*Given exercise:* Each entry must appear again exactly as it does in the source.

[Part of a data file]

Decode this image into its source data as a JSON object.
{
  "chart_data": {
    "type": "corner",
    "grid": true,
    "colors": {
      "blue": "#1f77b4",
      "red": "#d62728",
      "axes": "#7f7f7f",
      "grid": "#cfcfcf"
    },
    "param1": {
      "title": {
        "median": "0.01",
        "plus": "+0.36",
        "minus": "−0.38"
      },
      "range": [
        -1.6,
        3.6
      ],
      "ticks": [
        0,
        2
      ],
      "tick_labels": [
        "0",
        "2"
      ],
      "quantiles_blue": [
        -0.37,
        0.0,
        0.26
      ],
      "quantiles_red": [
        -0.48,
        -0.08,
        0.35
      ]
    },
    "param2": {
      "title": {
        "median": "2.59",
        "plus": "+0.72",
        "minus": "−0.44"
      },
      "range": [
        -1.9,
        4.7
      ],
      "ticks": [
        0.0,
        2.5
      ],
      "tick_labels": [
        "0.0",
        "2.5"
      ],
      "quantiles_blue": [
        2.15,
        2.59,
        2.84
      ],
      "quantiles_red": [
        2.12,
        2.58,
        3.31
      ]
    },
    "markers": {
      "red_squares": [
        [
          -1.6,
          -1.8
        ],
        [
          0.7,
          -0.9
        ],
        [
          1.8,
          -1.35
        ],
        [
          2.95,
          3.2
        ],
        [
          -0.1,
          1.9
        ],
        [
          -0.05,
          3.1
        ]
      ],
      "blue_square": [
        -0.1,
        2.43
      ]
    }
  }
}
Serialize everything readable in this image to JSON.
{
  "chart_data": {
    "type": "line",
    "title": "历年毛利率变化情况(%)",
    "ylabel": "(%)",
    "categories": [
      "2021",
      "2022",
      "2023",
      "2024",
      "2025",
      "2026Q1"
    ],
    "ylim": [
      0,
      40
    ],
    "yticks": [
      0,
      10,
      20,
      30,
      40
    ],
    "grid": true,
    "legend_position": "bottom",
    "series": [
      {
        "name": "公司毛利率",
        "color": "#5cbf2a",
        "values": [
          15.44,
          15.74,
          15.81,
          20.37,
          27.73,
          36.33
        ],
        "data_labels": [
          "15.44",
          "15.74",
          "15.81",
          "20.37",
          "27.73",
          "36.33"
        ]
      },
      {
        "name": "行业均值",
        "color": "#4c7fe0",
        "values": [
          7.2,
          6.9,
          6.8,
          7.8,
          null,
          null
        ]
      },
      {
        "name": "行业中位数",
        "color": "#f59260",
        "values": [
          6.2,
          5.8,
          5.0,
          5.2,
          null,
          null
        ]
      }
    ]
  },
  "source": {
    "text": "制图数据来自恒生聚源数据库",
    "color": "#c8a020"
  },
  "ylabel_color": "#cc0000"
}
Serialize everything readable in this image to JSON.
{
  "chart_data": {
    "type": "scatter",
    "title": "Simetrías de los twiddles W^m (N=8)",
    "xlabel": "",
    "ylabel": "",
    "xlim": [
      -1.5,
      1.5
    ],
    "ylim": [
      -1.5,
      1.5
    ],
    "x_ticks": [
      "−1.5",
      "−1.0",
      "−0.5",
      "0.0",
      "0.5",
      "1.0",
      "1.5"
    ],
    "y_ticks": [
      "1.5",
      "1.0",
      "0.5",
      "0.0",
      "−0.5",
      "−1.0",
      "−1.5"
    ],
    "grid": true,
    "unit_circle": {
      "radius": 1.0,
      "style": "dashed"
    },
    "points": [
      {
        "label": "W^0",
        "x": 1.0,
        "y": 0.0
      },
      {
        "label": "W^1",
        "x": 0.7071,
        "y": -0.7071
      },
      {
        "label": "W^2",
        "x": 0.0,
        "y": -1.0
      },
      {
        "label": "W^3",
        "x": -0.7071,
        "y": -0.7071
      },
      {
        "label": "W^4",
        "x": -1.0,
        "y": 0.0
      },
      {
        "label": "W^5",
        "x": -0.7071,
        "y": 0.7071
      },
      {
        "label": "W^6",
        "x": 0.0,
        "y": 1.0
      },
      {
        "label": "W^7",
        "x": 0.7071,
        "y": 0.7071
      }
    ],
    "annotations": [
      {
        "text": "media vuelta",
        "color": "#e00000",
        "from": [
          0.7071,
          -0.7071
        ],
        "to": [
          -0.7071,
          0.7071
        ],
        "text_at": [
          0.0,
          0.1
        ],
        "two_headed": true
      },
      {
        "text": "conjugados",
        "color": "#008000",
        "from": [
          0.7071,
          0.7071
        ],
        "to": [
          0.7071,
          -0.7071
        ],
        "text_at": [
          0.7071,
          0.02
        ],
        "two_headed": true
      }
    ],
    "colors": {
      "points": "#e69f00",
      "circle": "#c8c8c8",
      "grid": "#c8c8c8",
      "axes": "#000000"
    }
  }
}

*Output for this task:*
Decode this image into its source data as a JSON object.
{
  "chart_data": {
    "type": "corner",
    "grid": true,
    "colors": {
      "blue": "#1f77b4",
      "red": "#d62728",
      "axes": "#7f7f7f",
      "grid": "#cfcfcf"
    },
    "param1": {
      "title": {
        "median": "0.01",
        "plus": "+0.36",
        "minus": "−0.38"
      },
      "range": [
        -1.6,
        3.6
      ],
      "ticks": [
        0,
        2
      ],
      "tick_labels": [
        "0",
        "2"
      ],
      "quantiles_blue": [
        -0.37,
        0.0,
        0.26
      ],
      "quantiles_red": [
        -0.48,
        -0.08,
        0.35
      ]
    },
    "param2": {
      "title": {
        "median": "2.59",
        "plus": "+0.72",
        "minus": "−0.44"
      },
      "range": [
        -1.9,
        4.7
      ],
      "ticks": [
        0.0,
        2.5
      ],
      "tick_labels": [
        "0.0",
        "2.5"
      ],
      "quantiles_blue": [
        2.15,
        2.59,
        2.84
      ],
      "quantiles_red": [
        2.12,
        2.58,
        3.31
      ]
    },
    "markers": {
      "red_squares": [
        [
          -1.6,
          -1.8
        ],
        [
          0.7,
          -0.9
        ],
        [
          1.8,
          -1.35
        ],
        [
          2.95,
          3.2
        ],
        [
          -0.1,
          1.9
        ],
        [
          -0.05,
          3.1
        ]
      ],
      "blue_square": [
        -0.1,
        2.43
      ]
    }
  }
}
Serialize everything readable in this image to JSON.
{
  "chart_data": {
    "type": "line",
    "title": "历年毛利率变化情况(%)",
    "ylabel": "(%)",
    "categories": [
      "2021",
      "2022",
      "2023",
      "2024",
      "2025",
      "2026Q1"
    ],
    "ylim": [
      0,
      40
    ],
    "yticks": [
      0,
      10,
      20,
      30,
      40
    ],
    "grid": true,
    "legend_position": "bottom",
    "series": [
      {
        "name": "公司毛利率",
        "color": "#5cbf2a",
        "values": [
          15.44,
          15.74,
          15.81,
          20.37,
          27.73,
          36.33
        ],
        "data_labels": [
          "15.44",
          "15.74",
          "15.81",
          "20.37",
          "27.73",
          "36.33"
        ]
      },
      {
        "name": "行业均值",
        "color": "#4c7fe0",
        "values": [
          7.2,
          6.9,
          6.8,
          7.8,
          null,
          null
        ]
      },
      {
        "name": "行业中位数",
        "color": "#f59260",
        "values": [
          6.2,
          5.8,
          5.0,
          5.2,
          null,
          null
        ]
      }
    ]
  },
  "source": {
    "text": "制图数据来自恒生聚源数据库",
    "color": "#c8a020"
  },
  "ylabel_color": "#cc0000"
}
Serialize everything readable in this image to JSON.
{
  "chart_data": {
    "type": "scatter",
    "title": "Simetrías de los twiddles W^m (N=8)",
    "xlabel": "",
    "ylabel": "",
    "xlim": [
      -1.5,
      1.5
    ],
    "ylim": [
      -1.5,
      1.5
    ],
    "x_ticks": [
      "−1.5",
      "−1.0",
      "−0.5",
      "0.0",
      "0.5",
      "1.0",
      "1.5"
    ],
    "y_ticks": [
      "1.5",
      "1.0",
      "0.5",
      "0.0",
      "−0.5",
      "−1.0",
      "−1.5"
    ],
    "grid": true,
    "unit_circle": {
      "radius": 1.0,
      "style": "dashed"
    },
    "points": [
      {
        "label": "W^0",
        "x": 1.0,
        "y": 0.0
      },
      {
        "label": "W^1",
        "x": 0.7071,
        "y": -0.7071
      },
      {
        "label": "W^2",
        "x": 0.0,
        "y": -1.0
      },
      {
        "label": "W^3",
        "x": -0.7071,
        "y": -0.7071
      },
      {
        "label": "W^4",
        "x": -1.0,
        "y": 0.0
      },
      {
        "label": "W^5",
        "x": -0.7071,
        "y": 0.7071
      },
      {
        "label": "W^6",
        "x": 0.0,
        "y": 1.0
      },
      {
        "label": "W^7",
        "x": 0.7071,
        "y": 0.7071
      }
    ],
    "annotations": [
      {
        "text": "media vuelta",
        "color": "#e00000",
        "from": [
          0.7071,
          -0.7071
        ],
        "to": [
          -0.7071,
          0.7071
        ],
        "text_at": [
          0.0,
          0.1
        ],
        "two_headed": true
      },
      {
        "text": "conjugados",
        "color": "#008000",
        "from": [
          0.7071,
          0.7071
        ],
        "to": [
          0.7071,
          -0.7071
        ],
        "text_at": [
          0.7071,
          0.02
        ],
        "two_headed": true
      }
    ],
    "colors": {
      "points": "#e69f00",
      "circle": "#c8c8c8",
      "grid": "#c8c8c8",
      "axes": "#000000"
    }
  }
}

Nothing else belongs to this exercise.